The High Court judgment

[15] Courtney J dealt first with the claim that the SFO had not adequately considered whether the scheme had complied with the BIC policy existing at the time. Her Honour considered at [12] that the SFO had only given the matter perfunctory “consideration”. However on her own, more thorough, analysis the Judge concluded that Mr Delamere’s scheme did not comply. The Judge considered that there was a sufficient basis to bring the charges other than those which were the subject of a s 347 discharge as we have noted at [13] above.

[16]     Next, the Judge considered the reasonableness of the SFO’s investigation.  Courtney J identified a number of problems with the investigation.  In particular, the Judge considered that the SFO should have investigated Mr Jiang’s role more carefully and should have interviewed his wife Li Bing.  The Judge also accepted that the SFO should have interviewed Richard Lim.  Mr Lim was a chartered accountant who prepared a set of financial accounts for Golden Harvest for the 2002 year on Mr Jiang’s instructions.  The SFO had relied on these accounts but Ms Tierney, the SFO’s accounting expert, accepted in cross-examination that there was information missing from Mr Lim’s accounts.  Further, as a “counsel of perfection”, the Judge said at [75] that the SFO could have interviewed Wing Mun Wong, who was the internal accountant for Hong Kong Harvest.  But, the Judge concluded, this particular failure was not one that should weigh in favour of a costs award.

::::::::

● Prompt a:
Reproduce the layout dataset records word for word, leaving the pictures out of your answer.
The High Court judgment and the records come from separate sources.

Layout dataset records
::::::::

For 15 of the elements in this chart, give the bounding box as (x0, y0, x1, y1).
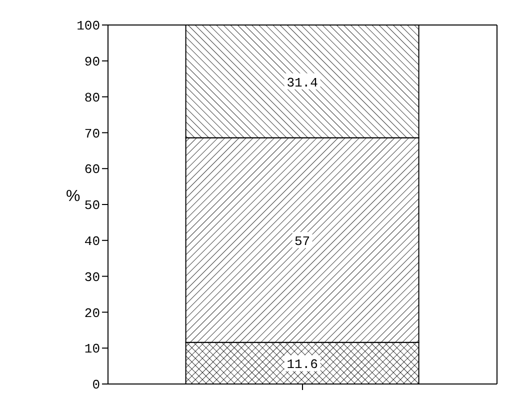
y-tick-label: 60 (84, 162, 100, 178)
y-tick-label: 100 (76, 18, 100, 34)
y-tick-label: 10 (84, 342, 100, 357)
y-tick-label: 20 (84, 306, 100, 321)
y-tick-label: 30 (84, 270, 100, 285)
y-tick-label: 0 (92, 378, 100, 393)
y-tick-label: 40 (84, 234, 100, 250)
y-tick-label: 90 (84, 54, 100, 70)
y-tick-label: 50 (84, 198, 100, 214)
data-label: 11.6 (286, 357, 318, 372)
data-label: 57 (294, 234, 310, 250)
y-tick-label: 80 (84, 90, 100, 106)
y-axis-title: % (66, 188, 80, 206)
y-tick-label: 70 (84, 126, 100, 142)
data-label: 31.4 (286, 75, 318, 90)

::::::::

● Prompt b:
Quote the High Court judgment, beginning at the words "The High Court" and stopping after "at [13] above.".

● Expected output a:
For 15 of the elements in this chart, give the bounding box as (x0, y0, x1, y1).
y-tick-label: 60 (84, 162, 100, 178)
y-tick-label: 100 (76, 18, 100, 34)
y-tick-label: 10 (84, 342, 100, 357)
y-tick-label: 20 (84, 306, 100, 321)
y-tick-label: 30 (84, 270, 100, 285)
y-tick-label: 0 (92, 378, 100, 393)
y-tick-label: 40 (84, 234, 100, 250)
y-tick-label: 90 (84, 54, 100, 70)
y-tick-label: 50 (84, 198, 100, 214)
data-label: 11.6 (286, 357, 318, 372)
data-label: 57 (294, 234, 310, 250)
y-tick-label: 80 (84, 90, 100, 106)
y-axis-title: % (66, 188, 80, 206)
y-tick-label: 70 (84, 126, 100, 142)
data-label: 31.4 (286, 75, 318, 90)

● Expected output b:
The High Court judgment

[15] Courtney J dealt first with the claim that the SFO had not adequately considered whether the scheme had complied with the BIC policy existing at the time. Her Honour considered at [12] that the SFO had only given the matter perfunctory “consideration”. However on her own, more thorough, analysis the Judge concluded that Mr Delamere’s scheme did not comply. The Judge considered that there was a sufficient basis to bring the charges other than those which were the subject of a s 347 discharge as we have noted at [13] above.